Your instructions: Gather all lines containing the string "true" and copy them out.

* start Listing *

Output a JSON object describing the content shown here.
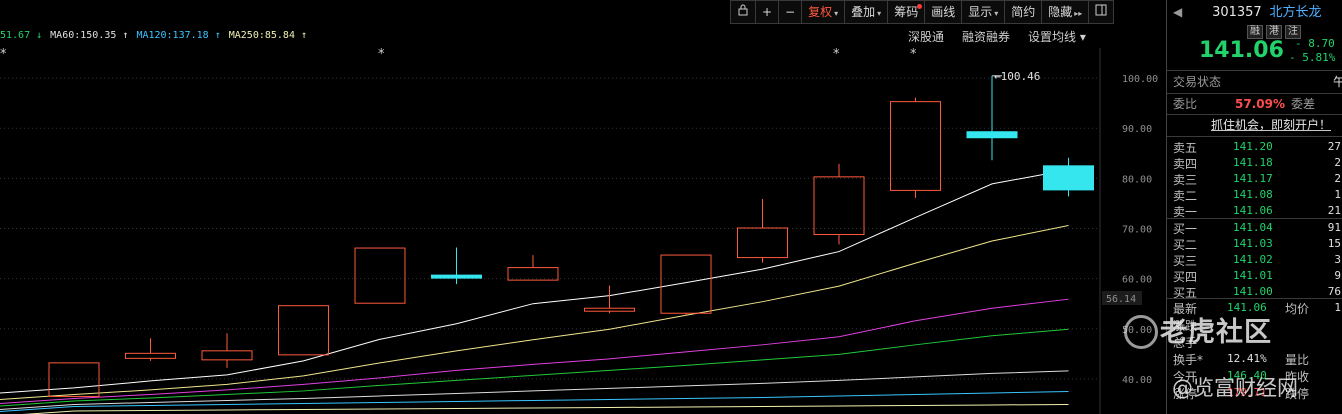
{
  "toolbar": {
    "items": [
      {
        "label": "",
        "icon": "lock-icon"
      },
      {
        "label": "+"
      },
      {
        "label": "−"
      },
      {
        "label": "复权",
        "dropdown": true,
        "active": true
      },
      {
        "label": "叠加",
        "dropdown": true
      },
      {
        "label": "筹码",
        "dot": true
      },
      {
        "label": "画线"
      },
      {
        "label": "显示",
        "dropdown": true
      },
      {
        "label": "简约"
      },
      {
        "label": "隐藏",
        "suffix": "▸▸"
      },
      {
        "label": "",
        "icon": "panel-toggle-icon"
      }
    ]
  },
  "ma_line": [
    {
      "label": "51.67",
      "arrow": "↓",
      "color": "#22d36b"
    },
    {
      "label": "MA60:150.35",
      "arrow": "↑",
      "color": "#e0e0e0"
    },
    {
      "label": "MA120:137.18",
      "arrow": "↑",
      "color": "#39c4ff"
    },
    {
      "label": "MA250:85.84",
      "arrow": "↑",
      "color": "#f0f0b0"
    }
  ],
  "subbar": {
    "items": [
      "深股通",
      "融资融券",
      "设置均线 ▾"
    ]
  },
  "chart_data": {
    "type": "candlestick",
    "ylim": [
      33,
      106
    ],
    "y_ticks": [
      40,
      50,
      60,
      70,
      80,
      90,
      100
    ],
    "current_price_label": "56.14",
    "current_price": 56.14,
    "high_annotation": "100.46",
    "colors": {
      "up": "#ff5a3c",
      "down": "#35e6ee",
      "background": "#000000",
      "grid": "#333333"
    },
    "candles": [
      {
        "open": 36.5,
        "close": 43.2,
        "high": 43.2,
        "low": 36.5
      },
      {
        "open": 44.1,
        "close": 45.1,
        "high": 48.1,
        "low": 43.6
      },
      {
        "open": 43.8,
        "close": 45.6,
        "high": 49.1,
        "low": 42.2
      },
      {
        "open": 44.8,
        "close": 54.6,
        "high": 54.6,
        "low": 44.8
      },
      {
        "open": 55.1,
        "close": 66.1,
        "high": 66.1,
        "low": 55.1
      },
      {
        "open": 60.7,
        "close": 60.2,
        "high": 66.2,
        "low": 58.9
      },
      {
        "open": 59.7,
        "close": 62.2,
        "high": 64.7,
        "low": 59.7
      },
      {
        "open": 53.6,
        "close": 54.1,
        "high": 58.6,
        "low": 53.1
      },
      {
        "open": 53.1,
        "close": 64.7,
        "high": 64.7,
        "low": 52.6
      },
      {
        "open": 64.2,
        "close": 70.1,
        "high": 75.9,
        "low": 63.2
      },
      {
        "open": 68.8,
        "close": 80.3,
        "high": 82.9,
        "low": 66.8
      },
      {
        "open": 77.6,
        "close": 95.3,
        "high": 96.1,
        "low": 76.1
      },
      {
        "open": 89.3,
        "close": 88.1,
        "high": 100.46,
        "low": 83.6
      },
      {
        "open": 82.5,
        "close": 77.7,
        "high": 84.1,
        "low": 76.4
      }
    ],
    "ma_lines": [
      {
        "color": "#ffffff",
        "values": [
          38.2,
          39.6,
          40.8,
          43.6,
          47.9,
          51.0,
          55.0,
          56.6,
          59.2,
          61.9,
          65.4,
          72.2,
          78.9,
          81.7
        ]
      },
      {
        "color": "#f0e68c",
        "values": [
          36.9,
          37.8,
          38.9,
          40.6,
          43.2,
          45.6,
          47.8,
          49.9,
          52.7,
          55.4,
          58.5,
          63.1,
          67.5,
          70.6
        ]
      },
      {
        "color": "#e040e0",
        "values": [
          36.1,
          36.9,
          37.8,
          38.9,
          40.2,
          41.7,
          42.9,
          44.0,
          45.4,
          46.8,
          48.4,
          51.6,
          54.1,
          55.9
        ]
      },
      {
        "color": "#22c93a",
        "values": [
          35.6,
          36.2,
          36.9,
          37.6,
          38.7,
          39.7,
          40.7,
          41.7,
          42.7,
          43.8,
          44.9,
          46.8,
          48.6,
          49.9
        ]
      },
      {
        "color": "#dcdcdc",
        "values": [
          34.9,
          35.3,
          35.7,
          36.1,
          36.6,
          37.1,
          37.6,
          38.1,
          38.6,
          39.1,
          39.7,
          40.4,
          41.1,
          41.6
        ]
      },
      {
        "color": "#39c4ff",
        "values": [
          34.5,
          34.7,
          34.9,
          35.1,
          35.3,
          35.5,
          35.7,
          35.9,
          36.1,
          36.3,
          36.6,
          36.9,
          37.2,
          37.5
        ]
      },
      {
        "color": "#f0f0b0",
        "values": [
          33.6,
          33.7,
          33.8,
          33.9,
          34.0,
          34.1,
          34.2,
          34.3,
          34.4,
          34.5,
          34.6,
          34.7,
          34.8,
          34.9
        ]
      }
    ],
    "star_markers": [
      0,
      5,
      11,
      12
    ]
  },
  "panel": {
    "code": "301357",
    "name": "北方长龙",
    "badges": [
      "融",
      "港",
      "注"
    ],
    "price": "141.06",
    "change": "- 8.70",
    "change_pct": "- 5.81%",
    "status_label": "交易状态",
    "status_value": "午",
    "weibi_label": "委比",
    "weibi_value": "57.09%",
    "weicha_label": "委差",
    "promo": "抓住机会，即刻开户！",
    "asks": [
      {
        "label": "卖五",
        "price": "141.20",
        "vol": "27"
      },
      {
        "label": "卖四",
        "price": "141.18",
        "vol": "2"
      },
      {
        "label": "卖三",
        "price": "141.17",
        "vol": "2"
      },
      {
        "label": "卖二",
        "price": "141.08",
        "vol": "1"
      },
      {
        "label": "卖一",
        "price": "141.06",
        "vol": "21"
      }
    ],
    "bids": [
      {
        "label": "买一",
        "price": "141.04",
        "vol": "91"
      },
      {
        "label": "买二",
        "price": "141.03",
        "vol": "15"
      },
      {
        "label": "买三",
        "price": "141.02",
        "vol": "3"
      },
      {
        "label": "买四",
        "price": "141.01",
        "vol": "9"
      },
      {
        "label": "买五",
        "price": "141.00",
        "vol": "76"
      }
    ],
    "stats": [
      {
        "label": "最新",
        "value": "141.06",
        "label2": "均价",
        "value2": "1"
      },
      {
        "label": "涨跌",
        "value": "",
        "label2": "",
        "value2": ""
      },
      {
        "label": "总手",
        "value": "",
        "label2": "",
        "value2": ""
      },
      {
        "label": "换手*",
        "value": "12.41%",
        "label2": "量比",
        "value2": ""
      },
      {
        "label": "今开",
        "value": "146.40",
        "label2": "昨收",
        "value2": ""
      },
      {
        "label": "涨停",
        "value": "179.71",
        "label2": "跌停",
        "value2": ""
      }
    ]
  },
  "watermarks": [
    "老虎社区",
    "@览富财经网"
  ]
}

* end Listing *

Answer for the task:
        "dropdown": true,
        "active": true
        "dropdown": true
        "dot": true
        "dropdown": true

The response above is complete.